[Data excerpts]
'''

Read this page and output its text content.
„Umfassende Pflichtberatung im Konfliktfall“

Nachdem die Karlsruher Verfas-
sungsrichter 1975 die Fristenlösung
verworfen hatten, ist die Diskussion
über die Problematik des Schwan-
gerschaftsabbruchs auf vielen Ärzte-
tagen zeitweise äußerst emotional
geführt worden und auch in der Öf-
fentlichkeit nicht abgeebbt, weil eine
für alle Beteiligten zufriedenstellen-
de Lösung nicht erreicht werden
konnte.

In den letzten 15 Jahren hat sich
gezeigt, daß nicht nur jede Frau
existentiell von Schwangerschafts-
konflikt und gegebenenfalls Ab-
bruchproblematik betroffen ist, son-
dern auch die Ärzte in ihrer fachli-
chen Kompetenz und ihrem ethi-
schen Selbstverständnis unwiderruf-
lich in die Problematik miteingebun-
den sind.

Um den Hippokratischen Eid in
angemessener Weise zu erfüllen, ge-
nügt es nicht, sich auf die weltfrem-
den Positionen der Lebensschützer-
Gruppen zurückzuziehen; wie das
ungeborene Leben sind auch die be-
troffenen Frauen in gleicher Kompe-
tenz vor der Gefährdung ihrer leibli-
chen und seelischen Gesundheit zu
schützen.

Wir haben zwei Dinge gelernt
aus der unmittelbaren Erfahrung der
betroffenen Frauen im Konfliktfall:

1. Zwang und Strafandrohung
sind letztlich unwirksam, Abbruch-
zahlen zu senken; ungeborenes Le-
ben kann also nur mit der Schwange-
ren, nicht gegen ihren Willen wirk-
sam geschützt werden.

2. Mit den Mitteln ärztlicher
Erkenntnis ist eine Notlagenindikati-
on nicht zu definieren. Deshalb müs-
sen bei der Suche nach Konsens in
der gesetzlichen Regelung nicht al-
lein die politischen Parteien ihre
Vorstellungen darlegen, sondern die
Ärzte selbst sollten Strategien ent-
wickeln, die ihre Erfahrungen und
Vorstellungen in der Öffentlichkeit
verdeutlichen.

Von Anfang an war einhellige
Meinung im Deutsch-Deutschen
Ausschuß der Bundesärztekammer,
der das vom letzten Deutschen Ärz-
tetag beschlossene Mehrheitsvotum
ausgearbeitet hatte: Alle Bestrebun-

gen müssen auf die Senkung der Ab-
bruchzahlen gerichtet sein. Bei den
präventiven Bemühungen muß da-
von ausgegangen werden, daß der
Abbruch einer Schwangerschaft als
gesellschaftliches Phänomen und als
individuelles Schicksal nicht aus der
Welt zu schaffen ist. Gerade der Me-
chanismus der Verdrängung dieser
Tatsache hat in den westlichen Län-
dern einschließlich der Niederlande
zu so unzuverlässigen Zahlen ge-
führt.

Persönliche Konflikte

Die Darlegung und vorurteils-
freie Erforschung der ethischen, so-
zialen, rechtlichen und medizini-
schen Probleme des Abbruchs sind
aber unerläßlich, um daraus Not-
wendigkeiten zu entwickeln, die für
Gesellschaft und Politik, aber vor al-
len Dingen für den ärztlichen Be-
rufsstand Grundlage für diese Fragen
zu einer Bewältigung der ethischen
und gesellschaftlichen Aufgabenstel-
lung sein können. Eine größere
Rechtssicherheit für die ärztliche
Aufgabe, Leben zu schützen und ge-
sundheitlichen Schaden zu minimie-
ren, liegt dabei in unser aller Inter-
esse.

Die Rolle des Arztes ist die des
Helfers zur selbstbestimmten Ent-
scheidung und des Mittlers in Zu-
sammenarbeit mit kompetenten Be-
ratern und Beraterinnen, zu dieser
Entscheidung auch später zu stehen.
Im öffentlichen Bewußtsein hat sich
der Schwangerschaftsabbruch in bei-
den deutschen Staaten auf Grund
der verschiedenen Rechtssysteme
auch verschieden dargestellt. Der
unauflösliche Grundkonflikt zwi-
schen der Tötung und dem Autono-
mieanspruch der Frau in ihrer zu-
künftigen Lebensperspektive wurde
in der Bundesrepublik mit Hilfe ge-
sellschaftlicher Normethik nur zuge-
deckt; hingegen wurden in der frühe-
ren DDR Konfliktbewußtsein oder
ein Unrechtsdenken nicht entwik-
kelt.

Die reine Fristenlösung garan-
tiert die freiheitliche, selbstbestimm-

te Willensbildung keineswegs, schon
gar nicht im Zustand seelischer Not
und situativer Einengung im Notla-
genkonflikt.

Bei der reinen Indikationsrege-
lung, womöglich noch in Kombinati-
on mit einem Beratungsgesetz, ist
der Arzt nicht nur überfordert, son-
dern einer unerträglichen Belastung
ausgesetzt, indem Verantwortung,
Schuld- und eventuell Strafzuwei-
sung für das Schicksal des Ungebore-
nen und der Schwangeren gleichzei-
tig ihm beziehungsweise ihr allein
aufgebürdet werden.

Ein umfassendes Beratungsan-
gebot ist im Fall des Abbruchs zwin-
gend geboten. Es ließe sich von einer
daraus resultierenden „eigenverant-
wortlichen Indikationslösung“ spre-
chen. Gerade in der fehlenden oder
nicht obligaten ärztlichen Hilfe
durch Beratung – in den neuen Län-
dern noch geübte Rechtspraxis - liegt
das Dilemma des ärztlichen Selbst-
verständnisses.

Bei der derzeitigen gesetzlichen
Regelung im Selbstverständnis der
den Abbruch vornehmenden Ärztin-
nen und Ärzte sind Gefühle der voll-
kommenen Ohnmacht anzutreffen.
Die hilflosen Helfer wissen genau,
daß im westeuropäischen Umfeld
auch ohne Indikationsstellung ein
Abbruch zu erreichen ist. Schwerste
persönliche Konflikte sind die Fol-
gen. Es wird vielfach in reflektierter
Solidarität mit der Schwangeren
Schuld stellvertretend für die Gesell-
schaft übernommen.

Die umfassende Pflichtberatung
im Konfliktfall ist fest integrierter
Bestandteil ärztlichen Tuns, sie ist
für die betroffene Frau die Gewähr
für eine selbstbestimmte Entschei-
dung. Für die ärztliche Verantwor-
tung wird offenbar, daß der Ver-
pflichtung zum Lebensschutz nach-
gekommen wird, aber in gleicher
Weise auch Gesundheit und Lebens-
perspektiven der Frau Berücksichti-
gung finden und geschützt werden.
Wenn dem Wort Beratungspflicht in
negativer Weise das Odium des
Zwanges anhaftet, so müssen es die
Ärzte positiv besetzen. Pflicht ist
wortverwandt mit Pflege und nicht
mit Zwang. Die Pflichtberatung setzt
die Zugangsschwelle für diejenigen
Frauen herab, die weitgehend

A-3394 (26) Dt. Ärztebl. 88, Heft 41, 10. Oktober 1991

'''

== Task prompt ==
Only the number is needed here: how many lines of the records contain "Schwangeren"?

== Exercise answer ==
2